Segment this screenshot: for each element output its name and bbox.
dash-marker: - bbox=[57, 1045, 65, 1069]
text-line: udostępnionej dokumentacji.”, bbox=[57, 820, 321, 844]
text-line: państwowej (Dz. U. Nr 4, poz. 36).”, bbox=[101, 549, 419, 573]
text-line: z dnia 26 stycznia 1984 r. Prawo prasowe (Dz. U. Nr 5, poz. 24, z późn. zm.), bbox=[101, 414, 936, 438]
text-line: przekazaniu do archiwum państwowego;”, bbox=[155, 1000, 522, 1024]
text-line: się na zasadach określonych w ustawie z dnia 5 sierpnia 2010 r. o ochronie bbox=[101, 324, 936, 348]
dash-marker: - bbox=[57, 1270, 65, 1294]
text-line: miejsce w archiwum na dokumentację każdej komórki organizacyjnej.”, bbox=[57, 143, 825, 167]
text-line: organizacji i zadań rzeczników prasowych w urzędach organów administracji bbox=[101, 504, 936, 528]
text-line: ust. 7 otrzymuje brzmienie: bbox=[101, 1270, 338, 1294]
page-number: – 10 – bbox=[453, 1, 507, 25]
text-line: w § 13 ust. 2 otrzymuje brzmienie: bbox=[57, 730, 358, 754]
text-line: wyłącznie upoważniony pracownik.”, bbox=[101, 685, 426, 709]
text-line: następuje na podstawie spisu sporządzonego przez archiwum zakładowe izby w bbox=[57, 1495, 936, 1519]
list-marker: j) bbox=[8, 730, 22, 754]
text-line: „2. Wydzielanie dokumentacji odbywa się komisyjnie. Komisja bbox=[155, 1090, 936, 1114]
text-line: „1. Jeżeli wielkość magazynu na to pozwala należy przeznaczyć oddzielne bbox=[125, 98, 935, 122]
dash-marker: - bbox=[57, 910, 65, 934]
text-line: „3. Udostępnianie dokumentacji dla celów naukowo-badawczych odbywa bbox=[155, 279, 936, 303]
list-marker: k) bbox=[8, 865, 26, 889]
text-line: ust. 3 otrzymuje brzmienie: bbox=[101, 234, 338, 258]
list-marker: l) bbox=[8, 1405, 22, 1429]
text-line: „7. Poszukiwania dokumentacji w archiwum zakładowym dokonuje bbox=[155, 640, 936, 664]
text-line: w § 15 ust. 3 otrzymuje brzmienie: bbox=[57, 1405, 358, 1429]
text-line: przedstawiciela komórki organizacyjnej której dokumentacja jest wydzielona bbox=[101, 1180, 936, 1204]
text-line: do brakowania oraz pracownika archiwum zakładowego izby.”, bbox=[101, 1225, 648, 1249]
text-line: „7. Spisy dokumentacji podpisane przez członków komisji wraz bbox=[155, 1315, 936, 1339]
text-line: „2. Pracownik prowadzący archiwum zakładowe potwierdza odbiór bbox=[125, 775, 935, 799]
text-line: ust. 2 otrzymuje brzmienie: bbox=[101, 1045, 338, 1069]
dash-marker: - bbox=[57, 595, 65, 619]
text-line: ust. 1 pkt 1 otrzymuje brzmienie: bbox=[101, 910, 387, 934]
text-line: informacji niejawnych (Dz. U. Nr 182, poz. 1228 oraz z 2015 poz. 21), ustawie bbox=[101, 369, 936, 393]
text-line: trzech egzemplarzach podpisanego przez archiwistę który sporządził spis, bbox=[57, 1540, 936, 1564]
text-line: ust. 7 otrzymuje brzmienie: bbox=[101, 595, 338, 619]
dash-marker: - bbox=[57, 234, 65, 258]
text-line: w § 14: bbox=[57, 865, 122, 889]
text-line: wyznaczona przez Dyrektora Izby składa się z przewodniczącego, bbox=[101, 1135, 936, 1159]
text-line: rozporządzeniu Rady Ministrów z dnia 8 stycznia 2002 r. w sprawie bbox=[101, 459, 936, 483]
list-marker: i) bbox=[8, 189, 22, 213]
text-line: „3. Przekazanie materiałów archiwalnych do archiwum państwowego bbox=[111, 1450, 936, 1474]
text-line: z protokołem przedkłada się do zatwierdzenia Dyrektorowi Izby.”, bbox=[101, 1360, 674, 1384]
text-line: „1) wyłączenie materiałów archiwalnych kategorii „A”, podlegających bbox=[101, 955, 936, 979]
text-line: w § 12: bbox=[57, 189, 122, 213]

* _TASK BRIEF_:
Reproduce every row above verbatim.

* _EXERCISE RESPONSE_:
Segment this screenshot: for each element output its name and bbox.
dash-marker: - bbox=[57, 1045, 65, 1069]
text-line: udostępnionej dokumentacji.”, bbox=[57, 820, 321, 844]
text-line: państwowej (Dz. U. Nr 4, poz. 36).”, bbox=[101, 549, 419, 573]
text-line: z dnia 26 stycznia 1984 r. Prawo prasowe (Dz. U. Nr 5, poz. 24, z późn. zm.), bbox=[101, 414, 936, 438]
text-line: przekazaniu do archiwum państwowego;”, bbox=[155, 1000, 522, 1024]
text-line: się na zasadach określonych w ustawie z dnia 5 sierpnia 2010 r. o ochronie bbox=[101, 324, 936, 348]
dash-marker: - bbox=[57, 1270, 65, 1294]
text-line: miejsce w archiwum na dokumentację każdej komórki organizacyjnej.”, bbox=[57, 143, 825, 167]
text-line: organizacji i zadań rzeczników prasowych w urzędach organów administracji bbox=[101, 504, 936, 528]
text-line: ust. 7 otrzymuje brzmienie: bbox=[101, 1270, 338, 1294]
page-number: – 10 – bbox=[453, 1, 507, 25]
text-line: w § 13 ust. 2 otrzymuje brzmienie: bbox=[57, 730, 358, 754]
text-line: wyłącznie upoważniony pracownik.”, bbox=[101, 685, 426, 709]
text-line: następuje na podstawie spisu sporządzonego przez archiwum zakładowe izby w bbox=[57, 1495, 936, 1519]
list-marker: j) bbox=[8, 730, 22, 754]
text-line: „2. Wydzielanie dokumentacji odbywa się komisyjnie. Komisja bbox=[155, 1090, 936, 1114]
text-line: „1. Jeżeli wielkość magazynu na to pozwala należy przeznaczyć oddzielne bbox=[125, 98, 935, 122]
dash-marker: - bbox=[57, 910, 65, 934]
text-line: „3. Udostępnianie dokumentacji dla celów naukowo-badawczych odbywa bbox=[155, 279, 936, 303]
list-marker: k) bbox=[8, 865, 26, 889]
text-line: ust. 3 otrzymuje brzmienie: bbox=[101, 234, 338, 258]
list-marker: l) bbox=[8, 1405, 22, 1429]
text-line: „7. Poszukiwania dokumentacji w archiwum zakładowym dokonuje bbox=[155, 640, 936, 664]
text-line: w § 15 ust. 3 otrzymuje brzmienie: bbox=[57, 1405, 358, 1429]
text-line: przedstawiciela komórki organizacyjnej której dokumentacja jest wydzielona bbox=[101, 1180, 936, 1204]
text-line: do brakowania oraz pracownika archiwum zakładowego izby.”, bbox=[101, 1225, 648, 1249]
text-line: „7. Spisy dokumentacji podpisane przez członków komisji wraz bbox=[155, 1315, 936, 1339]
text-line: „2. Pracownik prowadzący archiwum zakładowe potwierdza odbiór bbox=[125, 775, 935, 799]
text-line: ust. 2 otrzymuje brzmienie: bbox=[101, 1045, 338, 1069]
dash-marker: - bbox=[57, 595, 65, 619]
text-line: ust. 1 pkt 1 otrzymuje brzmienie: bbox=[101, 910, 387, 934]
text-line: informacji niejawnych (Dz. U. Nr 182, poz. 1228 oraz z 2015 poz. 21), ustawie bbox=[101, 369, 936, 393]
text-line: trzech egzemplarzach podpisanego przez archiwistę który sporządził spis, bbox=[57, 1540, 936, 1564]
text-line: ust. 7 otrzymuje brzmienie: bbox=[101, 595, 338, 619]
dash-marker: - bbox=[57, 234, 65, 258]
text-line: w § 14: bbox=[57, 865, 122, 889]
text-line: wyznaczona przez Dyrektora Izby składa się z przewodniczącego, bbox=[101, 1135, 936, 1159]
text-line: rozporządzeniu Rady Ministrów z dnia 8 stycznia 2002 r. w sprawie bbox=[101, 459, 936, 483]
list-marker: i) bbox=[8, 189, 22, 213]
text-line: „3. Przekazanie materiałów archiwalnych do archiwum państwowego bbox=[111, 1450, 936, 1474]
text-line: z protokołem przedkłada się do zatwierdzenia Dyrektorowi Izby.”, bbox=[101, 1360, 674, 1384]
text-line: „1) wyłączenie materiałów archiwalnych kategorii „A”, podlegających bbox=[101, 955, 936, 979]
text-line: w § 12: bbox=[57, 189, 122, 213]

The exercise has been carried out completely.